Repeat all of the records verbatim.

- **MATERIAL**
━━━━━━━━━━━━━━━━━━━━

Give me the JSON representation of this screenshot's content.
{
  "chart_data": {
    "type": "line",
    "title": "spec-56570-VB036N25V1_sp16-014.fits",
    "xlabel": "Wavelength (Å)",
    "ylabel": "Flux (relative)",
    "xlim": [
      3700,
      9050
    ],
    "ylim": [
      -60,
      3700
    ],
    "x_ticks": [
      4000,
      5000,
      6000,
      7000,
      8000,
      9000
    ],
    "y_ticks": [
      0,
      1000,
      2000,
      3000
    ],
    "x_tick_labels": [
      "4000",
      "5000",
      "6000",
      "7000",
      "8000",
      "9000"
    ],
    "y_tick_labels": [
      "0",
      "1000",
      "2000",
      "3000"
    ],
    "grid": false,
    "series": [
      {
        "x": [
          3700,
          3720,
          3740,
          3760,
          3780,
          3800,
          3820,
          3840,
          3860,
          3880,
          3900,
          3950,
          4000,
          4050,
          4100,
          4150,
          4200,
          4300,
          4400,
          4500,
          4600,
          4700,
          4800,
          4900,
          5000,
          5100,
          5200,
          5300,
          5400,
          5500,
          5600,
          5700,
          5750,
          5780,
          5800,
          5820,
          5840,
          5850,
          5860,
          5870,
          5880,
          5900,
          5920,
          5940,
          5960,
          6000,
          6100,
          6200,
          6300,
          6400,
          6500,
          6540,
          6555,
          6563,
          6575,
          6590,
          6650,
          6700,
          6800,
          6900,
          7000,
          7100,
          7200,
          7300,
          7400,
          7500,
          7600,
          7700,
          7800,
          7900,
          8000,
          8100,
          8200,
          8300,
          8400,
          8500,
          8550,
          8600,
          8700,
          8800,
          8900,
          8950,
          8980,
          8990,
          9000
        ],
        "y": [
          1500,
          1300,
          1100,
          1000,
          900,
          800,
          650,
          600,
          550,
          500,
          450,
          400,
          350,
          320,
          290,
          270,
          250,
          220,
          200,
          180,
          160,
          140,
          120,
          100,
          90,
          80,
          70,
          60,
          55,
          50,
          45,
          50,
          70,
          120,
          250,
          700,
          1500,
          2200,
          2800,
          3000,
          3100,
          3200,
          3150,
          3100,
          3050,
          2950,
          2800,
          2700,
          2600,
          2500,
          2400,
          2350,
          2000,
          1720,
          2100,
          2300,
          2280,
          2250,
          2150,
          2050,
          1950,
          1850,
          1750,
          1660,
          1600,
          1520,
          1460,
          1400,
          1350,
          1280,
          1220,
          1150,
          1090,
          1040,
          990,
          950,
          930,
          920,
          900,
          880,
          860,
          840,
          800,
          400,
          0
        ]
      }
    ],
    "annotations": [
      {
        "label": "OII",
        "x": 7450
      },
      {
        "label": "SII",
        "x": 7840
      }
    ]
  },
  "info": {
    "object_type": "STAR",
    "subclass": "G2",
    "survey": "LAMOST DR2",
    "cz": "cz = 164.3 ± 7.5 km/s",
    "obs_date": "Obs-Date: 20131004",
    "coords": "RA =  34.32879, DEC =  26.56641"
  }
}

━━━━━━━━━━━━━━━━━━━━

- **WRITTEN REPLY**
Give me the JSON representation of this screenshot's content.
{
  "chart_data": {
    "type": "line",
    "title": "spec-56570-VB036N25V1_sp16-014.fits",
    "xlabel": "Wavelength (Å)",
    "ylabel": "Flux (relative)",
    "xlim": [
      3700,
      9050
    ],
    "ylim": [
      -60,
      3700
    ],
    "x_ticks": [
      4000,
      5000,
      6000,
      7000,
      8000,
      9000
    ],
    "y_ticks": [
      0,
      1000,
      2000,
      3000
    ],
    "x_tick_labels": [
      "4000",
      "5000",
      "6000",
      "7000",
      "8000",
      "9000"
    ],
    "y_tick_labels": [
      "0",
      "1000",
      "2000",
      "3000"
    ],
    "grid": false,
    "series": [
      {
        "x": [
          3700,
          3720,
          3740,
          3760,
          3780,
          3800,
          3820,
          3840,
          3860,
          3880,
          3900,
          3950,
          4000,
          4050,
          4100,
          4150,
          4200,
          4300,
          4400,
          4500,
          4600,
          4700,
          4800,
          4900,
          5000,
          5100,
          5200,
          5300,
          5400,
          5500,
          5600,
          5700,
          5750,
          5780,
          5800,
          5820,
          5840,
          5850,
          5860,
          5870,
          5880,
          5900,
          5920,
          5940,
          5960,
          6000,
          6100,
          6200,
          6300,
          6400,
          6500,
          6540,
          6555,
          6563,
          6575,
          6590,
          6650,
          6700,
          6800,
          6900,
          7000,
          7100,
          7200,
          7300,
          7400,
          7500,
          7600,
          7700,
          7800,
          7900,
          8000,
          8100,
          8200,
          8300,
          8400,
          8500,
          8550,
          8600,
          8700,
          8800,
          8900,
          8950,
          8980,
          8990,
          9000
        ],
        "y": [
          1500,
          1300,
          1100,
          1000,
          900,
          800,
          650,
          600,
          550,
          500,
          450,
          400,
          350,
          320,
          290,
          270,
          250,
          220,
          200,
          180,
          160,
          140,
          120,
          100,
          90,
          80,
          70,
          60,
          55,
          50,
          45,
          50,
          70,
          120,
          250,
          700,
          1500,
          2200,
          2800,
          3000,
          3100,
          3200,
          3150,
          3100,
          3050,
          2950,
          2800,
          2700,
          2600,
          2500,
          2400,
          2350,
          2000,
          1720,
          2100,
          2300,
          2280,
          2250,
          2150,
          2050,
          1950,
          1850,
          1750,
          1660,
          1600,
          1520,
          1460,
          1400,
          1350,
          1280,
          1220,
          1150,
          1090,
          1040,
          990,
          950,
          930,
          920,
          900,
          880,
          860,
          840,
          800,
          400,
          0
        ]
      }
    ],
    "annotations": [
      {
        "label": "OII",
        "x": 7450
      },
      {
        "label": "SII",
        "x": 7840
      }
    ]
  },
  "info": {
    "object_type": "STAR",
    "subclass": "G2",
    "survey": "LAMOST DR2",
    "cz": "cz = 164.3 ± 7.5 km/s",
    "obs_date": "Obs-Date: 20131004",
    "coords": "RA =  34.32879, DEC =  26.56641"
  }
}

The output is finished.